### THE TASK
Convert the listing, starting at its first line and going on through the line containing "connector-cross-top-v xyxy=(424,128,425,174)", into a JSON list of strings with one string per line and no blank lines.

[Listing from a data collection]
# # #

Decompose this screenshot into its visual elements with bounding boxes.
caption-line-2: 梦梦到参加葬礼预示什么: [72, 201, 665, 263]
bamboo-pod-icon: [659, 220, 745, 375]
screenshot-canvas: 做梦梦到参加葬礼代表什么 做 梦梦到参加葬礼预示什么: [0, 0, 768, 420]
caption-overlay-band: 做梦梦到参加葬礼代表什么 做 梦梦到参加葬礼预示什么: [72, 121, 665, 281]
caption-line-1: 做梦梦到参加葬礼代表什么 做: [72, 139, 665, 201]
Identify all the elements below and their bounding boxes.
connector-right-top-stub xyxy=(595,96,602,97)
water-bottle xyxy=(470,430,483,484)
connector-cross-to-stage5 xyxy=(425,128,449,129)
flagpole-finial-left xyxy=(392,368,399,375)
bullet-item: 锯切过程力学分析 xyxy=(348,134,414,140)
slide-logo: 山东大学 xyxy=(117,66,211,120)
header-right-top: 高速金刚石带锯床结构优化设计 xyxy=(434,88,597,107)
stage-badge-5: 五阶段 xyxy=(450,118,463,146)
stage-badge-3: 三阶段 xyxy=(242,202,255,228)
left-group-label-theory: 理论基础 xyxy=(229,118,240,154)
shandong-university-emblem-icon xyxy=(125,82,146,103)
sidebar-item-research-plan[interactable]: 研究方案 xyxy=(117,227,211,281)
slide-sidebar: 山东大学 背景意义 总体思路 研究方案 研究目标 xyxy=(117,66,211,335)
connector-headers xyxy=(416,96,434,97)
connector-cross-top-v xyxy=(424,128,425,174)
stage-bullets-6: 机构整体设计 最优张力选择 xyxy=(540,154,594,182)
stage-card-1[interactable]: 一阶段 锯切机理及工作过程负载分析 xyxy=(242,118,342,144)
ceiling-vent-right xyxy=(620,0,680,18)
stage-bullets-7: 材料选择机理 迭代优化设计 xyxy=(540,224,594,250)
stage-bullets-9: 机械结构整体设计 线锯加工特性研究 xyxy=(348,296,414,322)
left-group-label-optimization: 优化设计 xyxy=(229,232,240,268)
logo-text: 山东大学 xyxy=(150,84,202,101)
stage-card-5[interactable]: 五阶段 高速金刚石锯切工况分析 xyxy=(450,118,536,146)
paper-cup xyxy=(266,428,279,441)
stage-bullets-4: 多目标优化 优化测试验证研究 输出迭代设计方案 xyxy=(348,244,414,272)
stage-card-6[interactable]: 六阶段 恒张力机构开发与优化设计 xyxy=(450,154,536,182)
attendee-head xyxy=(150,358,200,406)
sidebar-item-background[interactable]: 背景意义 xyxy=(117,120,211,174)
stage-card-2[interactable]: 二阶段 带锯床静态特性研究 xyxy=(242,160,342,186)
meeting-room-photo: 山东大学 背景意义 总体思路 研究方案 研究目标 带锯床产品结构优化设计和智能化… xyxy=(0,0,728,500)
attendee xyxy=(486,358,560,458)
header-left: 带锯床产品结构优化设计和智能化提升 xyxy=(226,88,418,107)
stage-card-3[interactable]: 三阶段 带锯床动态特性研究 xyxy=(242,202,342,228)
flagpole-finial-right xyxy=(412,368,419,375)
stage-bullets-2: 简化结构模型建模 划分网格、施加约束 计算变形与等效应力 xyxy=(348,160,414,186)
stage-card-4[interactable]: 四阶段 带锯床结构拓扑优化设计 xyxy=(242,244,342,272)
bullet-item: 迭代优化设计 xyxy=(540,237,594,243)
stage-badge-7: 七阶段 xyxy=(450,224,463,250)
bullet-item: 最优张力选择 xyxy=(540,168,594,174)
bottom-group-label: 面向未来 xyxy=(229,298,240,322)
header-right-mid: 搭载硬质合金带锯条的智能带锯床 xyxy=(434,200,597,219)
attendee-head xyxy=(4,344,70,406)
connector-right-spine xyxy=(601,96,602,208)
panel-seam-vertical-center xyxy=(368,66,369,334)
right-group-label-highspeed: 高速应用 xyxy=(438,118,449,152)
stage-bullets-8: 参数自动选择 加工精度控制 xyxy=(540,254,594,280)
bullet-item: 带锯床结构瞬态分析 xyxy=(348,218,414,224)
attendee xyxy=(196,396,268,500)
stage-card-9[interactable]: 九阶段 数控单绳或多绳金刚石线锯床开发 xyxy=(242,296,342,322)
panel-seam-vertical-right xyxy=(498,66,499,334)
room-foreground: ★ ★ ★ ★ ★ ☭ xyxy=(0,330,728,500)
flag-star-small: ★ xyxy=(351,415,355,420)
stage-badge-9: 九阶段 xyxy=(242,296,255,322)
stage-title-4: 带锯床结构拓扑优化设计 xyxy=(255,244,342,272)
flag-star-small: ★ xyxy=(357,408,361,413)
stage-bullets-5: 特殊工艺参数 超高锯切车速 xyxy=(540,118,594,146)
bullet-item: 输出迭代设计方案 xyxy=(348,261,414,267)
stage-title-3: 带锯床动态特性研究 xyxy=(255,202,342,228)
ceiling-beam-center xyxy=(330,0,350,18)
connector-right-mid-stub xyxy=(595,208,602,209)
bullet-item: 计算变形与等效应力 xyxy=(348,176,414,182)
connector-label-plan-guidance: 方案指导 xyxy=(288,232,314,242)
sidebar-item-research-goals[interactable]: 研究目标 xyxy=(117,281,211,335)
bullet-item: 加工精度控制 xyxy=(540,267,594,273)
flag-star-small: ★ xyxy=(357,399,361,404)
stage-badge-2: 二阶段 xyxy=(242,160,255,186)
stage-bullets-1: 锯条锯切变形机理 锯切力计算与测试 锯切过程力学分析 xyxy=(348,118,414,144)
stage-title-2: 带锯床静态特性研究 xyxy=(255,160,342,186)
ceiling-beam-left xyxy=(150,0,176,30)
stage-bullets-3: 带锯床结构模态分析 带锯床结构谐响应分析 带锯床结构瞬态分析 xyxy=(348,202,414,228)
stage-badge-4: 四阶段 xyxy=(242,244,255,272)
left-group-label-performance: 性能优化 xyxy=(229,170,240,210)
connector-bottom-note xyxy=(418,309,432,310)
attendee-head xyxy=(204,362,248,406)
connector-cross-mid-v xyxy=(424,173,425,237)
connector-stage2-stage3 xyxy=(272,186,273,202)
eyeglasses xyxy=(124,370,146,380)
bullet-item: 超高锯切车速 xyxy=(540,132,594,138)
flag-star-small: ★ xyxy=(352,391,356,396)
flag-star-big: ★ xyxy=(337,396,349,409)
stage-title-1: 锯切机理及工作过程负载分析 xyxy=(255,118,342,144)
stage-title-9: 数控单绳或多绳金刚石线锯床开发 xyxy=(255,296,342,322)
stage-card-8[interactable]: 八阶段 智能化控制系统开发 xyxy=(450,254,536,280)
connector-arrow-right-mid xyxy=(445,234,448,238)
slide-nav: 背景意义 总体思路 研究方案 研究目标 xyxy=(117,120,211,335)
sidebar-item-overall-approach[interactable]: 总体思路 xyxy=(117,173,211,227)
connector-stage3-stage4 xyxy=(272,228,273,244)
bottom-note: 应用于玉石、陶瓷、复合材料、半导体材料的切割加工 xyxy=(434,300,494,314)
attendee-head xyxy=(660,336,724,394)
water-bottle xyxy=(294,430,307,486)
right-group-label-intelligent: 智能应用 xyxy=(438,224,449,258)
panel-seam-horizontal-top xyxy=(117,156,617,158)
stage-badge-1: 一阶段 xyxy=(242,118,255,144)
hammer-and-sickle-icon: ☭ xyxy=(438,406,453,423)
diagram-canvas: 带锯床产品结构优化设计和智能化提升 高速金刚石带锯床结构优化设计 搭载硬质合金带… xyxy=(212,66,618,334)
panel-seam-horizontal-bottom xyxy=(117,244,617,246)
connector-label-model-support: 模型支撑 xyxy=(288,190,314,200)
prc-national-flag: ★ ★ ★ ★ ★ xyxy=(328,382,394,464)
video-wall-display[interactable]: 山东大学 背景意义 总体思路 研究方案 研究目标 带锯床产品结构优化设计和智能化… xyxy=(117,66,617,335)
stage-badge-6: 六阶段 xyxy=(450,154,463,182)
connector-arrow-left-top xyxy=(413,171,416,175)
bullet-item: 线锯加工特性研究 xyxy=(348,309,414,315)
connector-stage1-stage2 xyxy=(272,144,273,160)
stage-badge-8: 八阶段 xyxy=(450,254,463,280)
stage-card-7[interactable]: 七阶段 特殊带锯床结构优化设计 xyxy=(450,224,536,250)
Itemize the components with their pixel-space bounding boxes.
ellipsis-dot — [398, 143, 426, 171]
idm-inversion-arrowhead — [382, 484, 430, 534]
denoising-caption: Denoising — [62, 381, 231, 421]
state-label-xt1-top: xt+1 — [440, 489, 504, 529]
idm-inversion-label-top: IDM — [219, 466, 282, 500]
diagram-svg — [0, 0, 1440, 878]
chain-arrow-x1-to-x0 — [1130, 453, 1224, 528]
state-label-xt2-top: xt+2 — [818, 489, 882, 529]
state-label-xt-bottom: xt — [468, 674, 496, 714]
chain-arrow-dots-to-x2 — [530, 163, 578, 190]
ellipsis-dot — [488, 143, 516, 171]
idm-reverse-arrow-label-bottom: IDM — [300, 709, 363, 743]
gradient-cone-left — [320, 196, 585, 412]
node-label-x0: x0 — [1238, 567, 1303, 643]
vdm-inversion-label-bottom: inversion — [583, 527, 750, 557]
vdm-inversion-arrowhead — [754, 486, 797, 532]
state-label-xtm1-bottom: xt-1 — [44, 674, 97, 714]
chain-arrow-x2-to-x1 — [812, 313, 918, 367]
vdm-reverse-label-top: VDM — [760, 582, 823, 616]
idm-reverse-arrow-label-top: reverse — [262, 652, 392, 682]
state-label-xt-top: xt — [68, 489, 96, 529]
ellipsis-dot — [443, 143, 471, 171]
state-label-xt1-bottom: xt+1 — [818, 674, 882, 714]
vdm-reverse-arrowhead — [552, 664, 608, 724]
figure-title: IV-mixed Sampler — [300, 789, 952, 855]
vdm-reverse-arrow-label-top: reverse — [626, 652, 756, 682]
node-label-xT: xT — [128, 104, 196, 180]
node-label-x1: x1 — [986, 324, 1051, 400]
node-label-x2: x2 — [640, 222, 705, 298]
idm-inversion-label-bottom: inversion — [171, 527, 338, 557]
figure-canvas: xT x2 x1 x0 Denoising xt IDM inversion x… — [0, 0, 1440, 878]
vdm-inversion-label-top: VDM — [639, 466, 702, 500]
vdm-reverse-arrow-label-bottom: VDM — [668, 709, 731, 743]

# # #

### SOLUTION
[
  "Decompose this screenshot into its visual elements with bounding boxes.",
  "caption-line-2: 梦梦到参加葬礼预示什么: [72, 201, 665, 263]",
  "bamboo-pod-icon: [659, 220, 745, 375]",
  "screenshot-canvas: 做梦梦到参加葬礼代表什么 做 梦梦到参加葬礼预示什么: [0, 0, 768, 420]",
  "caption-overlay-band: 做梦梦到参加葬礼代表什么 做 梦梦到参加葬礼预示什么: [72, 121, 665, 281]",
  "caption-line-1: 做梦梦到参加葬礼代表什么 做: [72, 139, 665, 201]",
  "Identify all the elements below and their bounding boxes.",
  "connector-right-top-stub xyxy=(595,96,602,97)",
  "water-bottle xyxy=(470,430,483,484)",
  "connector-cross-to-stage5 xyxy=(425,128,449,129)",
  "flagpole-finial-left xyxy=(392,368,399,375)",
  "bullet-item: 锯切过程力学分析 xyxy=(348,134,414,140)",
  "slide-logo: 山东大学 xyxy=(117,66,211,120)",
  "header-right-top: 高速金刚石带锯床结构优化设计 xyxy=(434,88,597,107)",
  "stage-badge-5: 五阶段 xyxy=(450,118,463,146)",
  "stage-badge-3: 三阶段 xyxy=(242,202,255,228)",
  "left-group-label-theory: 理论基础 xyxy=(229,118,240,154)",
  "shandong-university-emblem-icon xyxy=(125,82,146,103)",
  "sidebar-item-research-plan[interactable]: 研究方案 xyxy=(117,227,211,281)",
  "slide-sidebar: 山东大学 背景意义 总体思路 研究方案 研究目标 xyxy=(117,66,211,335)",
  "connector-headers xyxy=(416,96,434,97)",
  "connector-cross-top-v xyxy=(424,128,425,174)"
]